--- AIM OF THE TASK ---
Reproduce the entries below, swapping every occurrence of "property-row" for "property-line" and leaving all other text unchanged.

--- --- ---

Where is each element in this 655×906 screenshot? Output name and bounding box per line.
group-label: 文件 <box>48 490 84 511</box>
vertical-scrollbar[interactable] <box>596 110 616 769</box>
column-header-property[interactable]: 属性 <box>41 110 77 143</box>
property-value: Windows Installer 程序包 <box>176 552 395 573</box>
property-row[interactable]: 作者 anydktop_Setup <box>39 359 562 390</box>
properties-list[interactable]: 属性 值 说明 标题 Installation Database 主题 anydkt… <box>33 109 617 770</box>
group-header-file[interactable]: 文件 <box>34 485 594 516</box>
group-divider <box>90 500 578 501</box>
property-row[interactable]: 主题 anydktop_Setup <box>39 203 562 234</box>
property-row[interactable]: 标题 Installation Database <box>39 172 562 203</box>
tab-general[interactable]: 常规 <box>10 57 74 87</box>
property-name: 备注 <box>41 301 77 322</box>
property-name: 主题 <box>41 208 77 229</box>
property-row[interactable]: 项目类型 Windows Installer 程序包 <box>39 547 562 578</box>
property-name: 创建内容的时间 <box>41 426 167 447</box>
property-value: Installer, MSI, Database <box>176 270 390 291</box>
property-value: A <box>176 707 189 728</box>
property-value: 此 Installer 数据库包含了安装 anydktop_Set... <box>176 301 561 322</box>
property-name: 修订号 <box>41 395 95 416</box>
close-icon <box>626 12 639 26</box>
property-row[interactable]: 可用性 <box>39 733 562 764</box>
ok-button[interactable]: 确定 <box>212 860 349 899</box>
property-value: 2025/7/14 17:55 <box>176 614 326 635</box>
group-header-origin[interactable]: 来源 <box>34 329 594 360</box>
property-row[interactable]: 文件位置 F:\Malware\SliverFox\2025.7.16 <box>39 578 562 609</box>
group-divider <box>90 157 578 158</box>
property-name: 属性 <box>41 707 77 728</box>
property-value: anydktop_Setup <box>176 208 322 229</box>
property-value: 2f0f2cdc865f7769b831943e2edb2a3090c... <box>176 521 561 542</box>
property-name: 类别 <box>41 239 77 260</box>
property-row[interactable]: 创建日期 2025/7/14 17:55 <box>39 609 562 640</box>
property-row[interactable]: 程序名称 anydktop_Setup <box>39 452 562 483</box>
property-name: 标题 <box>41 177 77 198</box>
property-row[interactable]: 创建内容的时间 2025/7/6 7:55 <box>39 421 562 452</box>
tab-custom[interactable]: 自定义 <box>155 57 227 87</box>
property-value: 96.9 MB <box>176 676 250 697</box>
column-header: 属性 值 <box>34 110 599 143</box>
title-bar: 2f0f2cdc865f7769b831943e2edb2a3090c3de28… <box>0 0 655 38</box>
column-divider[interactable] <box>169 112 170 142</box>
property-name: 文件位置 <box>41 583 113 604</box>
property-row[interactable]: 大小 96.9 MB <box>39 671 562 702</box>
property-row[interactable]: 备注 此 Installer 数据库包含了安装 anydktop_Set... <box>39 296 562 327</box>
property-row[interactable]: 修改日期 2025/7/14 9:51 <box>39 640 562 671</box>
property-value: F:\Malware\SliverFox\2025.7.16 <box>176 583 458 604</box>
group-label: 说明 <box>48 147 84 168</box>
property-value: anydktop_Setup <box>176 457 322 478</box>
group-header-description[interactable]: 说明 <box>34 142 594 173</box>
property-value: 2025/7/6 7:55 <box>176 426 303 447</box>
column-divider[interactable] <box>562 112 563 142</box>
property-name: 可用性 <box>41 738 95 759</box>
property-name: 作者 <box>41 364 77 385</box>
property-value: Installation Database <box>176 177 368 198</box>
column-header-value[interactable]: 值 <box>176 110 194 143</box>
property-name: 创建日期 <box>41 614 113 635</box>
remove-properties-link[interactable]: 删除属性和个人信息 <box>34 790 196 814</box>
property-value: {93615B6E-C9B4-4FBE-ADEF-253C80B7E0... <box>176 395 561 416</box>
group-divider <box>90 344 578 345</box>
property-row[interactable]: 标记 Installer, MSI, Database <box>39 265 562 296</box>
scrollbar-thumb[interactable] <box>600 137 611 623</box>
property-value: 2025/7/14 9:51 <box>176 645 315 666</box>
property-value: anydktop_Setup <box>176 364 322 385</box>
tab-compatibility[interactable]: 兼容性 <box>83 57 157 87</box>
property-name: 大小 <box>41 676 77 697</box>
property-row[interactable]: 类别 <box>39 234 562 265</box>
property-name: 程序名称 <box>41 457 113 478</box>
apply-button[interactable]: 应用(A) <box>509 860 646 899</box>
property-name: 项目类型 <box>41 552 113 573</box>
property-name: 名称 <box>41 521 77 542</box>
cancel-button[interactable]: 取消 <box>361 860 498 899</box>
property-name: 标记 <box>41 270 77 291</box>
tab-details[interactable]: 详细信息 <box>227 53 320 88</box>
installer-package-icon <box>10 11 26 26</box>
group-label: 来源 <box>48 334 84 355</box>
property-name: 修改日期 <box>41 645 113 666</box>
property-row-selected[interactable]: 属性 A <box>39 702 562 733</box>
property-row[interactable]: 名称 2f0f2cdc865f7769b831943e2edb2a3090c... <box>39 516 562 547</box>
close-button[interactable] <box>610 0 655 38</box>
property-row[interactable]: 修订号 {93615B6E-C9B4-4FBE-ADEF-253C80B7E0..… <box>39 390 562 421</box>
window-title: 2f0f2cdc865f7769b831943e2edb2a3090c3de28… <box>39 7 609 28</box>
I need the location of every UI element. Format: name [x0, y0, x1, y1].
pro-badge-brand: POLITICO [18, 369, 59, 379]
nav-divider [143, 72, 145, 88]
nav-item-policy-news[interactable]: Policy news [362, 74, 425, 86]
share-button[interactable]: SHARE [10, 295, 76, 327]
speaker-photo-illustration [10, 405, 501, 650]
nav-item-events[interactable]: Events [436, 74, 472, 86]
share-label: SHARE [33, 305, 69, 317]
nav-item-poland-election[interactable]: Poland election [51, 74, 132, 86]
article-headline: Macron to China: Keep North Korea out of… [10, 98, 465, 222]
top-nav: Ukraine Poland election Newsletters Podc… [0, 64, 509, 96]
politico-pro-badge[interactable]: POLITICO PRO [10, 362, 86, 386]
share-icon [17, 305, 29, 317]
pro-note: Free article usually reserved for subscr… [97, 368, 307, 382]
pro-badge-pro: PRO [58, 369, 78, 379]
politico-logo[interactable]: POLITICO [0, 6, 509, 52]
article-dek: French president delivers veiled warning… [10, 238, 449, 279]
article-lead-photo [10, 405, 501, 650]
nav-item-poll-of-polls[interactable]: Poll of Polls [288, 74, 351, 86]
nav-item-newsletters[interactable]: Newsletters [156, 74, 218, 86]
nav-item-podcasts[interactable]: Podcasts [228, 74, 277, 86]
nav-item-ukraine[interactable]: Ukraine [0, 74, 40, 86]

--- --- ---

--- RESPONSE TO THE TASK ---
Where is each element in this 655×906 screenshot? Output name and bounding box per line.
group-label: 文件 <box>48 490 84 511</box>
vertical-scrollbar[interactable] <box>596 110 616 769</box>
column-header-property[interactable]: 属性 <box>41 110 77 143</box>
property-value: Windows Installer 程序包 <box>176 552 395 573</box>
property-line[interactable]: 作者 anydktop_Setup <box>39 359 562 390</box>
properties-list[interactable]: 属性 值 说明 标题 Installation Database 主题 anydkt… <box>33 109 617 770</box>
group-header-file[interactable]: 文件 <box>34 485 594 516</box>
group-divider <box>90 500 578 501</box>
property-line[interactable]: 主题 anydktop_Setup <box>39 203 562 234</box>
property-line[interactable]: 标题 Installation Database <box>39 172 562 203</box>
tab-general[interactable]: 常规 <box>10 57 74 87</box>
property-name: 备注 <box>41 301 77 322</box>
property-name: 主题 <box>41 208 77 229</box>
property-line[interactable]: 项目类型 Windows Installer 程序包 <box>39 547 562 578</box>
property-name: 创建内容的时间 <box>41 426 167 447</box>
property-value: Installer, MSI, Database <box>176 270 390 291</box>
property-value: A <box>176 707 189 728</box>
property-value: 此 Installer 数据库包含了安装 anydktop_Set... <box>176 301 561 322</box>
property-name: 修订号 <box>41 395 95 416</box>
close-icon <box>626 12 639 26</box>
property-line[interactable]: 可用性 <box>39 733 562 764</box>
ok-button[interactable]: 确定 <box>212 860 349 899</box>
property-value: 2025/7/14 17:55 <box>176 614 326 635</box>
group-header-origin[interactable]: 来源 <box>34 329 594 360</box>
property-line[interactable]: 文件位置 F:\Malware\SliverFox\2025.7.16 <box>39 578 562 609</box>
group-divider <box>90 157 578 158</box>
property-name: 属性 <box>41 707 77 728</box>
property-value: anydktop_Setup <box>176 208 322 229</box>
property-value: 2f0f2cdc865f7769b831943e2edb2a3090c... <box>176 521 561 542</box>
property-name: 类别 <box>41 239 77 260</box>
property-line[interactable]: 创建日期 2025/7/14 17:55 <box>39 609 562 640</box>
property-line[interactable]: 程序名称 anydktop_Setup <box>39 452 562 483</box>
property-name: 标题 <box>41 177 77 198</box>
property-line[interactable]: 创建内容的时间 2025/7/6 7:55 <box>39 421 562 452</box>
tab-custom[interactable]: 自定义 <box>155 57 227 87</box>
property-value: 96.9 MB <box>176 676 250 697</box>
column-header: 属性 值 <box>34 110 599 143</box>
title-bar: 2f0f2cdc865f7769b831943e2edb2a3090c3de28… <box>0 0 655 38</box>
column-divider[interactable] <box>169 112 170 142</box>
property-name: 文件位置 <box>41 583 113 604</box>
property-line[interactable]: 大小 96.9 MB <box>39 671 562 702</box>
property-line[interactable]: 备注 此 Installer 数据库包含了安装 anydktop_Set... <box>39 296 562 327</box>
property-line[interactable]: 修改日期 2025/7/14 9:51 <box>39 640 562 671</box>
property-value: F:\Malware\SliverFox\2025.7.16 <box>176 583 458 604</box>
group-label: 说明 <box>48 147 84 168</box>
property-value: anydktop_Setup <box>176 457 322 478</box>
group-header-description[interactable]: 说明 <box>34 142 594 173</box>
property-value: 2025/7/6 7:55 <box>176 426 303 447</box>
column-divider[interactable] <box>562 112 563 142</box>
property-name: 可用性 <box>41 738 95 759</box>
property-name: 作者 <box>41 364 77 385</box>
property-value: Installation Database <box>176 177 368 198</box>
column-header-value[interactable]: 值 <box>176 110 194 143</box>
property-name: 创建日期 <box>41 614 113 635</box>
remove-properties-link[interactable]: 删除属性和个人信息 <box>34 790 196 814</box>
property-value: {93615B6E-C9B4-4FBE-ADEF-253C80B7E0... <box>176 395 561 416</box>
group-divider <box>90 344 578 345</box>
property-line[interactable]: 标记 Installer, MSI, Database <box>39 265 562 296</box>
scrollbar-thumb[interactable] <box>600 137 611 623</box>
property-value: 2025/7/14 9:51 <box>176 645 315 666</box>
property-value: anydktop_Setup <box>176 364 322 385</box>
tab-compatibility[interactable]: 兼容性 <box>83 57 157 87</box>
property-name: 大小 <box>41 676 77 697</box>
property-line[interactable]: 类别 <box>39 234 562 265</box>
property-name: 程序名称 <box>41 457 113 478</box>
apply-button[interactable]: 应用(A) <box>509 860 646 899</box>
property-name: 项目类型 <box>41 552 113 573</box>
property-name: 名称 <box>41 521 77 542</box>
cancel-button[interactable]: 取消 <box>361 860 498 899</box>
property-name: 标记 <box>41 270 77 291</box>
tab-details[interactable]: 详细信息 <box>227 53 320 88</box>
installer-package-icon <box>10 11 26 26</box>
group-label: 来源 <box>48 334 84 355</box>
property-name: 修改日期 <box>41 645 113 666</box>
property-line-selected[interactable]: 属性 A <box>39 702 562 733</box>
property-line[interactable]: 名称 2f0f2cdc865f7769b831943e2edb2a3090c... <box>39 516 562 547</box>
close-button[interactable] <box>610 0 655 38</box>
property-line[interactable]: 修订号 {93615B6E-C9B4-4FBE-ADEF-253C80B7E0..… <box>39 390 562 421</box>
window-title: 2f0f2cdc865f7769b831943e2edb2a3090c3de28… <box>39 7 609 28</box>
I need the location of every UI element. Format: name [x0, y0, x1, y1].
pro-badge-brand: POLITICO [18, 369, 59, 379]
nav-divider [143, 72, 145, 88]
nav-item-policy-news[interactable]: Policy news [362, 74, 425, 86]
share-button[interactable]: SHARE [10, 295, 76, 327]
speaker-photo-illustration [10, 405, 501, 650]
nav-item-events[interactable]: Events [436, 74, 472, 86]
share-label: SHARE [33, 305, 69, 317]
nav-item-poland-election[interactable]: Poland election [51, 74, 132, 86]
article-headline: Macron to China: Keep North Korea out of… [10, 98, 465, 222]
top-nav: Ukraine Poland election Newsletters Podc… [0, 64, 509, 96]
politico-pro-badge[interactable]: POLITICO PRO [10, 362, 86, 386]
share-icon [17, 305, 29, 317]
pro-note: Free article usually reserved for subscr… [97, 368, 307, 382]
pro-badge-pro: PRO [58, 369, 78, 379]
politico-logo[interactable]: POLITICO [0, 6, 509, 52]
article-dek: French president delivers veiled warning… [10, 238, 449, 279]
article-lead-photo [10, 405, 501, 650]
nav-item-poll-of-polls[interactable]: Poll of Polls [288, 74, 351, 86]
nav-item-newsletters[interactable]: Newsletters [156, 74, 218, 86]
nav-item-podcasts[interactable]: Podcasts [228, 74, 277, 86]
nav-item-ukraine[interactable]: Ukraine [0, 74, 40, 86]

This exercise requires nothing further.